» **Your goal**: Show every line of the records below that contains the word "profile".

» **Record list**:
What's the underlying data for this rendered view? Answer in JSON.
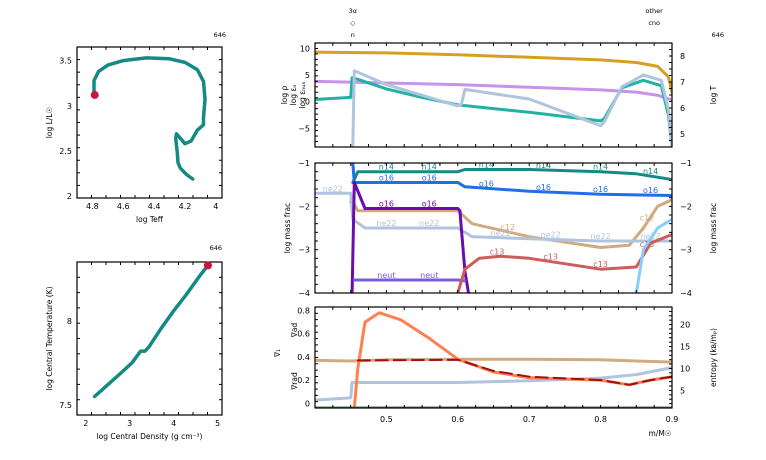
{
  "model_number": "646",
  "chart_data": [
    {
      "id": "hr",
      "type": "line",
      "title": "",
      "corner_label": "646",
      "xlabel": "log Teff",
      "ylabel": "log L/L☉",
      "xlim": [
        4.9,
        3.96
      ],
      "ylim": [
        1.98,
        3.65
      ],
      "xticks": [
        4.8,
        4.6,
        4.4,
        4.2,
        4.0
      ],
      "xtick_labels": [
        "4.8",
        "4.6",
        "4.4",
        "4.2",
        "4"
      ],
      "yticks": [
        2,
        2.5,
        3,
        3.5
      ],
      "ytick_labels": [
        "2",
        "2.5",
        "3",
        "3.5"
      ],
      "color": "#138a84",
      "marker_color": "#c8163c",
      "series": [
        {
          "name": "track",
          "x": [
            4.15,
            4.19,
            4.23,
            4.245,
            4.25,
            4.26,
            4.255,
            4.24,
            4.2,
            4.16,
            4.12,
            4.08,
            4.08,
            4.07,
            4.08,
            4.12,
            4.2,
            4.3,
            4.45,
            4.6,
            4.7,
            4.76,
            4.79,
            4.79
          ],
          "y": [
            2.19,
            2.24,
            2.31,
            2.37,
            2.48,
            2.64,
            2.69,
            2.66,
            2.58,
            2.61,
            2.73,
            2.79,
            2.87,
            3.07,
            3.27,
            3.4,
            3.48,
            3.52,
            3.53,
            3.5,
            3.45,
            3.38,
            3.28,
            3.16
          ]
        }
      ],
      "marker": {
        "x": 4.785,
        "y": 3.12
      }
    },
    {
      "id": "center",
      "type": "line",
      "corner_label": "646",
      "xlabel": "log Central Density (g cm⁻³)",
      "ylabel": "log Central Temperature (K)",
      "xlim": [
        1.8,
        5.1
      ],
      "ylim": [
        7.44,
        8.35
      ],
      "xticks": [
        2,
        3,
        4,
        5
      ],
      "xtick_labels": [
        "2",
        "3",
        "4",
        "5"
      ],
      "yticks": [
        7.5,
        8
      ],
      "ytick_labels": [
        "7.5",
        "8"
      ],
      "color": "#138a84",
      "marker_color": "#c8163c",
      "series": [
        {
          "name": "track",
          "x": [
            2.2,
            2.5,
            2.8,
            3.05,
            3.25,
            3.35,
            3.45,
            3.7,
            4.0,
            4.3,
            4.6,
            4.78
          ],
          "y": [
            7.55,
            7.62,
            7.69,
            7.75,
            7.82,
            7.82,
            7.85,
            7.95,
            8.06,
            8.16,
            8.27,
            8.33
          ]
        }
      ],
      "marker": {
        "x": 4.78,
        "y": 8.33
      }
    },
    {
      "id": "profile-top",
      "type": "line",
      "corner_label": "646",
      "xlim": [
        0.4,
        0.9
      ],
      "ylim": [
        -8.5,
        11
      ],
      "yticks": [
        -5,
        0,
        5,
        10
      ],
      "ytick_labels": [
        "−5",
        "0",
        "5",
        "10"
      ],
      "y2lim": [
        4.5,
        8.5
      ],
      "y2ticks": [
        5,
        6,
        7,
        8
      ],
      "y2tick_labels": [
        "5",
        "6",
        "7",
        "8"
      ],
      "y2label": "log T",
      "ylabels": [
        {
          "text": "log ρ",
          "color": "#c792ea"
        },
        {
          "text": "log εₙ",
          "color": "#20b2a4"
        },
        {
          "text": "log εₙᵤₓ",
          "color": "#b0c4de"
        }
      ],
      "top_annotations": [
        {
          "x": 0.453,
          "lines": [
            "3α",
            "◇",
            "n"
          ]
        },
        {
          "x": 0.875,
          "lines": [
            "other",
            "cno"
          ]
        }
      ],
      "series": [
        {
          "name": "log T",
          "axis": "y2",
          "color": "#d4a020",
          "x": [
            0.4,
            0.5,
            0.6,
            0.7,
            0.8,
            0.85,
            0.88,
            0.895,
            0.9
          ],
          "y": [
            8.15,
            8.12,
            8.05,
            7.95,
            7.85,
            7.75,
            7.6,
            7.2,
            6.6
          ]
        },
        {
          "name": "log rho",
          "axis": "y",
          "color": "#c792ea",
          "x": [
            0.4,
            0.5,
            0.6,
            0.7,
            0.8,
            0.85,
            0.88,
            0.9
          ],
          "y": [
            3.8,
            3.5,
            3.2,
            2.7,
            2.2,
            1.8,
            1.2,
            0.3
          ]
        },
        {
          "name": "log eps_nuc",
          "axis": "y",
          "color": "#20b2a4",
          "x": [
            0.4,
            0.45,
            0.452,
            0.46,
            0.5,
            0.55,
            0.6,
            0.7,
            0.8,
            0.805,
            0.83,
            0.86,
            0.885,
            0.895,
            0.9
          ],
          "y": [
            0.4,
            0.8,
            4.5,
            4.2,
            2.4,
            0.8,
            -0.6,
            -2.0,
            -3.6,
            -3.2,
            2.6,
            4.0,
            3.0,
            -2.5,
            -8.5
          ]
        },
        {
          "name": "log eps_nu",
          "axis": "y",
          "color": "#b0c4de",
          "x": [
            0.453,
            0.455,
            0.5,
            0.55,
            0.6,
            0.605,
            0.61,
            0.7,
            0.8,
            0.805,
            0.83,
            0.86,
            0.885,
            0.895,
            0.9
          ],
          "y": [
            -8.5,
            5.8,
            3.2,
            1.2,
            -0.8,
            -0.5,
            2.3,
            0.5,
            -4.5,
            -3.8,
            2.8,
            5.0,
            4.0,
            -1.5,
            -8.5
          ]
        }
      ]
    },
    {
      "id": "profile-mid",
      "type": "line",
      "xlim": [
        0.4,
        0.9
      ],
      "ylim": [
        -4,
        -1
      ],
      "yticks": [
        -4,
        -3,
        -2,
        -1
      ],
      "ytick_labels": [
        "−4",
        "−3",
        "−2",
        "−1"
      ],
      "ylabel": "log mass frac",
      "y2label": "log mass frac",
      "series": [
        {
          "name": "n14",
          "color": "#138a84",
          "x": [
            0.453,
            0.46,
            0.6,
            0.61,
            0.7,
            0.8,
            0.85,
            0.9
          ],
          "y": [
            -1.45,
            -1.2,
            -1.2,
            -1.15,
            -1.15,
            -1.2,
            -1.25,
            -1.38
          ],
          "labels": [
            0.5,
            0.56,
            0.64,
            0.72,
            0.8,
            0.87
          ]
        },
        {
          "name": "o16",
          "color": "#1f6fe8",
          "x": [
            0.453,
            0.455,
            0.6,
            0.61,
            0.7,
            0.8,
            0.9
          ],
          "y": [
            -1.0,
            -1.45,
            -1.45,
            -1.55,
            -1.65,
            -1.72,
            -1.75
          ],
          "labels": [
            0.5,
            0.56,
            0.64,
            0.72,
            0.8,
            0.87
          ]
        },
        {
          "name": "c12",
          "color": "#d2aa7f",
          "x": [
            0.45,
            0.455,
            0.46,
            0.6,
            0.62,
            0.7,
            0.8,
            0.84,
            0.86,
            0.88,
            0.9
          ],
          "y": [
            -1.9,
            -1.95,
            -2.1,
            -2.1,
            -2.4,
            -2.7,
            -2.95,
            -2.9,
            -2.5,
            -2.0,
            -1.85
          ],
          "labels": [
            0.67,
            0.865
          ]
        },
        {
          "name": "ne22",
          "color": "#b0c4de",
          "x": [
            0.4,
            0.45,
            0.453,
            0.47,
            0.6,
            0.62,
            0.7,
            0.8,
            0.9
          ],
          "y": [
            -1.7,
            -1.7,
            -2.3,
            -2.5,
            -2.5,
            -2.7,
            -2.75,
            -2.8,
            -2.8
          ],
          "labels": [
            0.425,
            0.5,
            0.56,
            0.66,
            0.73,
            0.8,
            0.87
          ]
        },
        {
          "name": "c16",
          "color": "#6a0dad",
          "x": [
            0.452,
            0.455,
            0.47,
            0.6,
            0.603,
            0.61,
            0.615
          ],
          "y": [
            -4.0,
            -1.45,
            -2.05,
            -2.05,
            -2.1,
            -3.5,
            -4.0
          ],
          "labels": [
            0.5,
            0.56
          ]
        },
        {
          "name": "neut",
          "color": "#7a5cd6",
          "x": [
            0.455,
            0.46,
            0.6,
            0.61
          ],
          "y": [
            -3.7,
            -3.7,
            -3.7,
            -3.72
          ],
          "labels": [
            0.5,
            0.56
          ]
        },
        {
          "name": "c13",
          "color": "#cd5c5c",
          "x": [
            0.6,
            0.61,
            0.63,
            0.66,
            0.7,
            0.8,
            0.85,
            0.87,
            0.9
          ],
          "y": [
            -4.0,
            -3.45,
            -3.2,
            -3.15,
            -3.2,
            -3.45,
            -3.4,
            -2.85,
            -2.65
          ],
          "labels": [
            0.655,
            0.73,
            0.8,
            0.865
          ]
        },
        {
          "name": "o16b",
          "color": "#87cefa",
          "x": [
            0.85,
            0.86,
            0.88,
            0.9
          ],
          "y": [
            -4.0,
            -3.0,
            -2.5,
            -2.3
          ],
          "labels": []
        }
      ],
      "label_texts": {
        "n14": "n14",
        "o16": "o16",
        "c12": "c12",
        "ne22": "ne22",
        "c16": "o16",
        "neut": "neut",
        "c13": "c13"
      }
    },
    {
      "id": "profile-bottom",
      "type": "line",
      "xlim": [
        0.4,
        0.9
      ],
      "ylim": [
        -0.04,
        0.83
      ],
      "yticks": [
        0,
        0.2,
        0.4,
        0.6,
        0.8
      ],
      "ytick_labels": [
        "0",
        "0.2",
        "0.4",
        "0.6",
        "0.8"
      ],
      "xticks": [
        0.5,
        0.6,
        0.7,
        0.8,
        0.9
      ],
      "xtick_labels": [
        "0.5",
        "0.6",
        "0.7",
        "0.8",
        "0.9"
      ],
      "xlabel": "m/M☉",
      "y2lim": [
        1,
        24
      ],
      "y2ticks": [
        5,
        10,
        15,
        20
      ],
      "y2tick_labels": [
        "5",
        "10",
        "15",
        "20"
      ],
      "y2label": "entropy (kʙ/mₚ)",
      "ylabels": [
        {
          "text": "∇ad",
          "color": "#d2aa7f"
        },
        {
          "text": "∇₁",
          "color": "#a01010"
        },
        {
          "text": "∇rad",
          "color": "#ff7f50"
        }
      ],
      "series": [
        {
          "name": "grad_ad",
          "color": "#d2aa7f",
          "x": [
            0.4,
            0.45,
            0.5,
            0.6,
            0.7,
            0.8,
            0.85,
            0.9
          ],
          "y": [
            0.37,
            0.365,
            0.375,
            0.38,
            0.38,
            0.375,
            0.365,
            0.355
          ]
        },
        {
          "name": "entropy",
          "color": "#b0c4de",
          "axis": "y2",
          "x": [
            0.4,
            0.43,
            0.45,
            0.452,
            0.6,
            0.7,
            0.8,
            0.85,
            0.9
          ],
          "y": [
            2.8,
            3.1,
            3.3,
            6.8,
            6.8,
            7.2,
            7.8,
            8.6,
            10.2
          ]
        },
        {
          "name": "grad_rad",
          "color": "#ff7f50",
          "x": [
            0.455,
            0.46,
            0.47,
            0.49,
            0.52,
            0.56,
            0.6,
            0.65,
            0.7,
            0.8,
            0.84,
            0.87,
            0.9
          ],
          "y": [
            -0.04,
            0.3,
            0.7,
            0.78,
            0.72,
            0.56,
            0.38,
            0.27,
            0.22,
            0.2,
            0.16,
            0.2,
            0.23
          ]
        },
        {
          "name": "grad_T",
          "color": "#a01010",
          "dashed": true,
          "x": [
            0.46,
            0.6,
            0.65,
            0.7,
            0.8,
            0.84,
            0.87,
            0.9
          ],
          "y": [
            0.37,
            0.375,
            0.28,
            0.23,
            0.2,
            0.16,
            0.2,
            0.23
          ]
        },
        {
          "name": "baseline",
          "color": "#556b7a",
          "x": [
            0.4,
            0.9
          ],
          "y": [
            -0.04,
            -0.04
          ]
        },
        {
          "name": "baseline-green",
          "color": "#2e8b57",
          "x": [
            0.4,
            0.45
          ],
          "y": [
            -0.04,
            -0.04
          ]
        }
      ]
    }
  ]
}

» **Correct output**:
      "id": "profile-top",
      "id": "profile-mid",
      "id": "profile-bottom",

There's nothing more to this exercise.